§ ROWS

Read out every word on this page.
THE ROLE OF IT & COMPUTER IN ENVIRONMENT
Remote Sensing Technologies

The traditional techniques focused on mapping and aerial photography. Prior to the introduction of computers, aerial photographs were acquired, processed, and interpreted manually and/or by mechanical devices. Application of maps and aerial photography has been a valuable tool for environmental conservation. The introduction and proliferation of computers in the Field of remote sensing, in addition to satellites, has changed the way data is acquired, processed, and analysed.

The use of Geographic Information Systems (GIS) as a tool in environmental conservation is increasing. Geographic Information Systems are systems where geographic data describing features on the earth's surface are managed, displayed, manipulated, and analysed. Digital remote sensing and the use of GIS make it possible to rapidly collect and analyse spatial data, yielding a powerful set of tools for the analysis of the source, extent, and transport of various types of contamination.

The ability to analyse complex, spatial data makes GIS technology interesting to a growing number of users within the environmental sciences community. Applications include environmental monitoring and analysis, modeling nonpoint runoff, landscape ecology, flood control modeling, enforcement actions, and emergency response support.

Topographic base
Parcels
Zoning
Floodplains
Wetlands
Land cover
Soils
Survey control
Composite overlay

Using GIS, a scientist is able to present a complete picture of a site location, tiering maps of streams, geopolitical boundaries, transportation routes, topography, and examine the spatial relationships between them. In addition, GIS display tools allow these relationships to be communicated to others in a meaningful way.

§ TASK STATEMENT
Restate every entry word for word.

§ EXERCISE RESPONSE
Read out every word on this page.
THE ROLE OF IT & COMPUTER IN ENVIRONMENT
Remote Sensing Technologies

The traditional techniques focused on mapping and aerial photography. Prior to the introduction of computers, aerial photographs were acquired, processed, and interpreted manually and/or by mechanical devices. Application of maps and aerial photography has been a valuable tool for environmental conservation. The introduction and proliferation of computers in the Field of remote sensing, in addition to satellites, has changed the way data is acquired, processed, and analysed.

The use of Geographic Information Systems (GIS) as a tool in environmental conservation is increasing. Geographic Information Systems are systems where geographic data describing features on the earth's surface are managed, displayed, manipulated, and analysed. Digital remote sensing and the use of GIS make it possible to rapidly collect and analyse spatial data, yielding a powerful set of tools for the analysis of the source, extent, and transport of various types of contamination.

The ability to analyse complex, spatial data makes GIS technology interesting to a growing number of users within the environmental sciences community. Applications include environmental monitoring and analysis, modeling nonpoint runoff, landscape ecology, flood control modeling, enforcement actions, and emergency response support.

Topographic base
Parcels
Zoning
Floodplains
Wetlands
Land cover
Soils
Survey control
Composite overlay

Using GIS, a scientist is able to present a complete picture of a site location, tiering maps of streams, geopolitical boundaries, transportation routes, topography, and examine the spatial relationships between them. In addition, GIS display tools allow these relationships to be communicated to others in a meaningful way.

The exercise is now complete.